── Dataset extract ──

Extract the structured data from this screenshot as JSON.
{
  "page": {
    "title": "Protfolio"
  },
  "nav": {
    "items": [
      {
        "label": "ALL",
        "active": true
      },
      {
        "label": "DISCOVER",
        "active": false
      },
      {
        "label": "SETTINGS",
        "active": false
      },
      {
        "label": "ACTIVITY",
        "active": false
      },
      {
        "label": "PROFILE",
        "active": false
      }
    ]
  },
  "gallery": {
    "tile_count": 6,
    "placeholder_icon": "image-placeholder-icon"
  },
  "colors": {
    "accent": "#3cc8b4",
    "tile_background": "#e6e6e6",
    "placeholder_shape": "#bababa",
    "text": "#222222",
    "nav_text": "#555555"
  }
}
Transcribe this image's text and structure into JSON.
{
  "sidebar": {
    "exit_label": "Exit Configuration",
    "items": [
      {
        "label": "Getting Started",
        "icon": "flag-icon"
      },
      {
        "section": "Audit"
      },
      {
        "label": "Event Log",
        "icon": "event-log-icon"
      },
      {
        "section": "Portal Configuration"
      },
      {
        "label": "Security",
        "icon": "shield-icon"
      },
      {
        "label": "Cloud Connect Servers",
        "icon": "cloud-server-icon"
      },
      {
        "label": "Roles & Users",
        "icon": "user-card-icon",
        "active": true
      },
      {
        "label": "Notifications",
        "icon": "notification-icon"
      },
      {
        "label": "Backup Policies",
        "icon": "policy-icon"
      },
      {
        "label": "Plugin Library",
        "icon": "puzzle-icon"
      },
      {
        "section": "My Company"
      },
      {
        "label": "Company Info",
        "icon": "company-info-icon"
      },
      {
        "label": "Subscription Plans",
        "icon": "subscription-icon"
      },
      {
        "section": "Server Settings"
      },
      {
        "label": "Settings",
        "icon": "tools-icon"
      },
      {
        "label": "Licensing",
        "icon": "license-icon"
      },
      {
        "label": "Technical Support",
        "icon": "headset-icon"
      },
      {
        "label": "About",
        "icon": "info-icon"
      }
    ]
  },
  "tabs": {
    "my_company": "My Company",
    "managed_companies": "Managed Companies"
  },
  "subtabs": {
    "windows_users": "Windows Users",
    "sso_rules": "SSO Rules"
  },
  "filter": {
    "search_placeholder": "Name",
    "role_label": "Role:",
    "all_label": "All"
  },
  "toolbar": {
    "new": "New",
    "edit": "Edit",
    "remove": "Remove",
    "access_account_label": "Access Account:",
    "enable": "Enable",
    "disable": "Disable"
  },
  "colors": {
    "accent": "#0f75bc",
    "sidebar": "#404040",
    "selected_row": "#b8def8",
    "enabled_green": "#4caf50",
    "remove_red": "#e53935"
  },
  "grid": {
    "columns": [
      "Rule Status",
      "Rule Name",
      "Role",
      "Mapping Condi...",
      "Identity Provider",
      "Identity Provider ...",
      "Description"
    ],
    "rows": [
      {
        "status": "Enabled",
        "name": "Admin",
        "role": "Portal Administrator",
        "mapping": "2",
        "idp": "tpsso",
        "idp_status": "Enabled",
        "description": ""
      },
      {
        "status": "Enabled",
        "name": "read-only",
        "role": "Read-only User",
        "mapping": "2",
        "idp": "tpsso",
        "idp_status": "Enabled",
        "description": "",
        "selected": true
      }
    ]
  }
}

───

Work out how many lines of the listing above include the word "Provider". Report only the number.

* Finished exercise: 2